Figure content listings
________

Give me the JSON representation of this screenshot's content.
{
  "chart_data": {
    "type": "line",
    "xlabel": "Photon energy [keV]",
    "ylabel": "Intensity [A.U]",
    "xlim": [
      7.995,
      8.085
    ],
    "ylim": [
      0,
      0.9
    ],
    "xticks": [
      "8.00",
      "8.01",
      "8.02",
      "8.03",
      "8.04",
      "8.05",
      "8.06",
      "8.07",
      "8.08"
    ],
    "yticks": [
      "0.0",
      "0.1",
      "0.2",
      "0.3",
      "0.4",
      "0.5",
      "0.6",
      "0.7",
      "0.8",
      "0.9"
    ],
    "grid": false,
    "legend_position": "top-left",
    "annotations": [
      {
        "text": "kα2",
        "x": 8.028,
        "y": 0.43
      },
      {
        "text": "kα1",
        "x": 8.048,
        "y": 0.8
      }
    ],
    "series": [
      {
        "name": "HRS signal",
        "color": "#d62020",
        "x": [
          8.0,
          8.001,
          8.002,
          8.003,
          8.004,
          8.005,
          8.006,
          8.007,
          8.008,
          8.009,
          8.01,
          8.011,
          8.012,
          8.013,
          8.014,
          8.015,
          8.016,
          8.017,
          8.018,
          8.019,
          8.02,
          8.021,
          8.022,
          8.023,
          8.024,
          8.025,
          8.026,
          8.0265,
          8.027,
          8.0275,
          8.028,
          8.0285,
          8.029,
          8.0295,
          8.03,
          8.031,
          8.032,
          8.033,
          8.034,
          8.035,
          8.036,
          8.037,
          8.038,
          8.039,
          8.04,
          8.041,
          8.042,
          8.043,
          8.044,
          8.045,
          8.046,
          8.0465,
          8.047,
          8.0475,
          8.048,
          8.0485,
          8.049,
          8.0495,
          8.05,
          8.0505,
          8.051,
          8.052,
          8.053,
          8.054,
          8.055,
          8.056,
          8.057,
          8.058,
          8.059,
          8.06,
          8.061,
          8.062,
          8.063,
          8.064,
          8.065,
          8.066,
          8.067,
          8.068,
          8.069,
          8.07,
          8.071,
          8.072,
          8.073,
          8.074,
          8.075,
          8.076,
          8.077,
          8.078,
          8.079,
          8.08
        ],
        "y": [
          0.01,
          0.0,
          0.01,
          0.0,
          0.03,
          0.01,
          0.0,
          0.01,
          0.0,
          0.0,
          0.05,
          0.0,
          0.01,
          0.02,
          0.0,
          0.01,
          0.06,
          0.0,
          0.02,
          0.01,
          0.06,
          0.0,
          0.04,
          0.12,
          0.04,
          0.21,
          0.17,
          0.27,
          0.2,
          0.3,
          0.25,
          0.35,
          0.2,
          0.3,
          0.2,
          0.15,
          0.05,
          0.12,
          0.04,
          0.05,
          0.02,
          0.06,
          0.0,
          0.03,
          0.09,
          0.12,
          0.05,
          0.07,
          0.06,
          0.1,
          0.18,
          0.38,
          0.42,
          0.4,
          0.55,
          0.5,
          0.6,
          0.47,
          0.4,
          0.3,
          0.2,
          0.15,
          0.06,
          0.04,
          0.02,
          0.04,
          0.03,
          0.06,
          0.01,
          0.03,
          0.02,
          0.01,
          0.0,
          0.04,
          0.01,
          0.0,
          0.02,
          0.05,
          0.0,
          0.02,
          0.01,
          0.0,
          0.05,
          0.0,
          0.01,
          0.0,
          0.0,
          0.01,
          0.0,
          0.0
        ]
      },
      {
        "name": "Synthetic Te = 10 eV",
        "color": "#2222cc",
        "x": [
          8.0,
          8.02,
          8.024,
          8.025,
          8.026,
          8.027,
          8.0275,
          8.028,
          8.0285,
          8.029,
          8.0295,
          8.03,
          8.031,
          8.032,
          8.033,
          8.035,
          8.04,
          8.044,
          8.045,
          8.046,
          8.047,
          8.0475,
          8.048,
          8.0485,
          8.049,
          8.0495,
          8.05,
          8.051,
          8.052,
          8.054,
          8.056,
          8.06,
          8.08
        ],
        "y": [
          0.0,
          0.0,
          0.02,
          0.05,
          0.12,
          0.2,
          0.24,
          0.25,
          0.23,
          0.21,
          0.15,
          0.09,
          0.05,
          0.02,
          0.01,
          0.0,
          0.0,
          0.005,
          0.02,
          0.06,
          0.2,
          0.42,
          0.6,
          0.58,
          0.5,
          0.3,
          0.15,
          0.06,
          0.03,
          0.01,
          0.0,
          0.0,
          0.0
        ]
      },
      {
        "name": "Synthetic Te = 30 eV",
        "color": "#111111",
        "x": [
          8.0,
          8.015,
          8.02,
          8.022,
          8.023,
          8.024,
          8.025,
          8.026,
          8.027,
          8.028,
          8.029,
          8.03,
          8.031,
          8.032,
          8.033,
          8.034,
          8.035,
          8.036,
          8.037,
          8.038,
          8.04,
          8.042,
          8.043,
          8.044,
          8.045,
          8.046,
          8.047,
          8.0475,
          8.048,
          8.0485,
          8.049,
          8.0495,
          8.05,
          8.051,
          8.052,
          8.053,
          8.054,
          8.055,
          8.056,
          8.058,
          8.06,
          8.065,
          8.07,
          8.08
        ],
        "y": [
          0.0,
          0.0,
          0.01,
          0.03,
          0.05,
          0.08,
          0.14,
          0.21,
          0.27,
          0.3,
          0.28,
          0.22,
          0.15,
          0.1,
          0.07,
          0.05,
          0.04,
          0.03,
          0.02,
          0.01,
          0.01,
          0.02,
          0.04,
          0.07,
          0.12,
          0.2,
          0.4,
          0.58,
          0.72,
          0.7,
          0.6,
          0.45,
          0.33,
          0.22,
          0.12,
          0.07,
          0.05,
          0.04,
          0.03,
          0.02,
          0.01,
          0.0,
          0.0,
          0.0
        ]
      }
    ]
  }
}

________

_Job_. The listing above should be transcribed in full, exactly as written.

_The response_.
Give me the JSON representation of this screenshot's content.
{
  "chart_data": {
    "type": "line",
    "xlabel": "Photon energy [keV]",
    "ylabel": "Intensity [A.U]",
    "xlim": [
      7.995,
      8.085
    ],
    "ylim": [
      0,
      0.9
    ],
    "xticks": [
      "8.00",
      "8.01",
      "8.02",
      "8.03",
      "8.04",
      "8.05",
      "8.06",
      "8.07",
      "8.08"
    ],
    "yticks": [
      "0.0",
      "0.1",
      "0.2",
      "0.3",
      "0.4",
      "0.5",
      "0.6",
      "0.7",
      "0.8",
      "0.9"
    ],
    "grid": false,
    "legend_position": "top-left",
    "annotations": [
      {
        "text": "kα2",
        "x": 8.028,
        "y": 0.43
      },
      {
        "text": "kα1",
        "x": 8.048,
        "y": 0.8
      }
    ],
    "series": [
      {
        "name": "HRS signal",
        "color": "#d62020",
        "x": [
          8.0,
          8.001,
          8.002,
          8.003,
          8.004,
          8.005,
          8.006,
          8.007,
          8.008,
          8.009,
          8.01,
          8.011,
          8.012,
          8.013,
          8.014,
          8.015,
          8.016,
          8.017,
          8.018,
          8.019,
          8.02,
          8.021,
          8.022,
          8.023,
          8.024,
          8.025,
          8.026,
          8.0265,
          8.027,
          8.0275,
          8.028,
          8.0285,
          8.029,
          8.0295,
          8.03,
          8.031,
          8.032,
          8.033,
          8.034,
          8.035,
          8.036,
          8.037,
          8.038,
          8.039,
          8.04,
          8.041,
          8.042,
          8.043,
          8.044,
          8.045,
          8.046,
          8.0465,
          8.047,
          8.0475,
          8.048,
          8.0485,
          8.049,
          8.0495,
          8.05,
          8.0505,
          8.051,
          8.052,
          8.053,
          8.054,
          8.055,
          8.056,
          8.057,
          8.058,
          8.059,
          8.06,
          8.061,
          8.062,
          8.063,
          8.064,
          8.065,
          8.066,
          8.067,
          8.068,
          8.069,
          8.07,
          8.071,
          8.072,
          8.073,
          8.074,
          8.075,
          8.076,
          8.077,
          8.078,
          8.079,
          8.08
        ],
        "y": [
          0.01,
          0.0,
          0.01,
          0.0,
          0.03,
          0.01,
          0.0,
          0.01,
          0.0,
          0.0,
          0.05,
          0.0,
          0.01,
          0.02,
          0.0,
          0.01,
          0.06,
          0.0,
          0.02,
          0.01,
          0.06,
          0.0,
          0.04,
          0.12,
          0.04,
          0.21,
          0.17,
          0.27,
          0.2,
          0.3,
          0.25,
          0.35,
          0.2,
          0.3,
          0.2,
          0.15,
          0.05,
          0.12,
          0.04,
          0.05,
          0.02,
          0.06,
          0.0,
          0.03,
          0.09,
          0.12,
          0.05,
          0.07,
          0.06,
          0.1,
          0.18,
          0.38,
          0.42,
          0.4,
          0.55,
          0.5,
          0.6,
          0.47,
          0.4,
          0.3,
          0.2,
          0.15,
          0.06,
          0.04,
          0.02,
          0.04,
          0.03,
          0.06,
          0.01,
          0.03,
          0.02,
          0.01,
          0.0,
          0.04,
          0.01,
          0.0,
          0.02,
          0.05,
          0.0,
          0.02,
          0.01,
          0.0,
          0.05,
          0.0,
          0.01,
          0.0,
          0.0,
          0.01,
          0.0,
          0.0
        ]
      },
      {
        "name": "Synthetic Te = 10 eV",
        "color": "#2222cc",
        "x": [
          8.0,
          8.02,
          8.024,
          8.025,
          8.026,
          8.027,
          8.0275,
          8.028,
          8.0285,
          8.029,
          8.0295,
          8.03,
          8.031,
          8.032,
          8.033,
          8.035,
          8.04,
          8.044,
          8.045,
          8.046,
          8.047,
          8.0475,
          8.048,
          8.0485,
          8.049,
          8.0495,
          8.05,
          8.051,
          8.052,
          8.054,
          8.056,
          8.06,
          8.08
        ],
        "y": [
          0.0,
          0.0,
          0.02,
          0.05,
          0.12,
          0.2,
          0.24,
          0.25,
          0.23,
          0.21,
          0.15,
          0.09,
          0.05,
          0.02,
          0.01,
          0.0,
          0.0,
          0.005,
          0.02,
          0.06,
          0.2,
          0.42,
          0.6,
          0.58,
          0.5,
          0.3,
          0.15,
          0.06,
          0.03,
          0.01,
          0.0,
          0.0,
          0.0
        ]
      },
      {
        "name": "Synthetic Te = 30 eV",
        "color": "#111111",
        "x": [
          8.0,
          8.015,
          8.02,
          8.022,
          8.023,
          8.024,
          8.025,
          8.026,
          8.027,
          8.028,
          8.029,
          8.03,
          8.031,
          8.032,
          8.033,
          8.034,
          8.035,
          8.036,
          8.037,
          8.038,
          8.04,
          8.042,
          8.043,
          8.044,
          8.045,
          8.046,
          8.047,
          8.0475,
          8.048,
          8.0485,
          8.049,
          8.0495,
          8.05,
          8.051,
          8.052,
          8.053,
          8.054,
          8.055,
          8.056,
          8.058,
          8.06,
          8.065,
          8.07,
          8.08
        ],
        "y": [
          0.0,
          0.0,
          0.01,
          0.03,
          0.05,
          0.08,
          0.14,
          0.21,
          0.27,
          0.3,
          0.28,
          0.22,
          0.15,
          0.1,
          0.07,
          0.05,
          0.04,
          0.03,
          0.02,
          0.01,
          0.01,
          0.02,
          0.04,
          0.07,
          0.12,
          0.2,
          0.4,
          0.58,
          0.72,
          0.7,
          0.6,
          0.45,
          0.33,
          0.22,
          0.12,
          0.07,
          0.05,
          0.04,
          0.03,
          0.02,
          0.01,
          0.0,
          0.0,
          0.0
        ]
      }
    ]
  }
}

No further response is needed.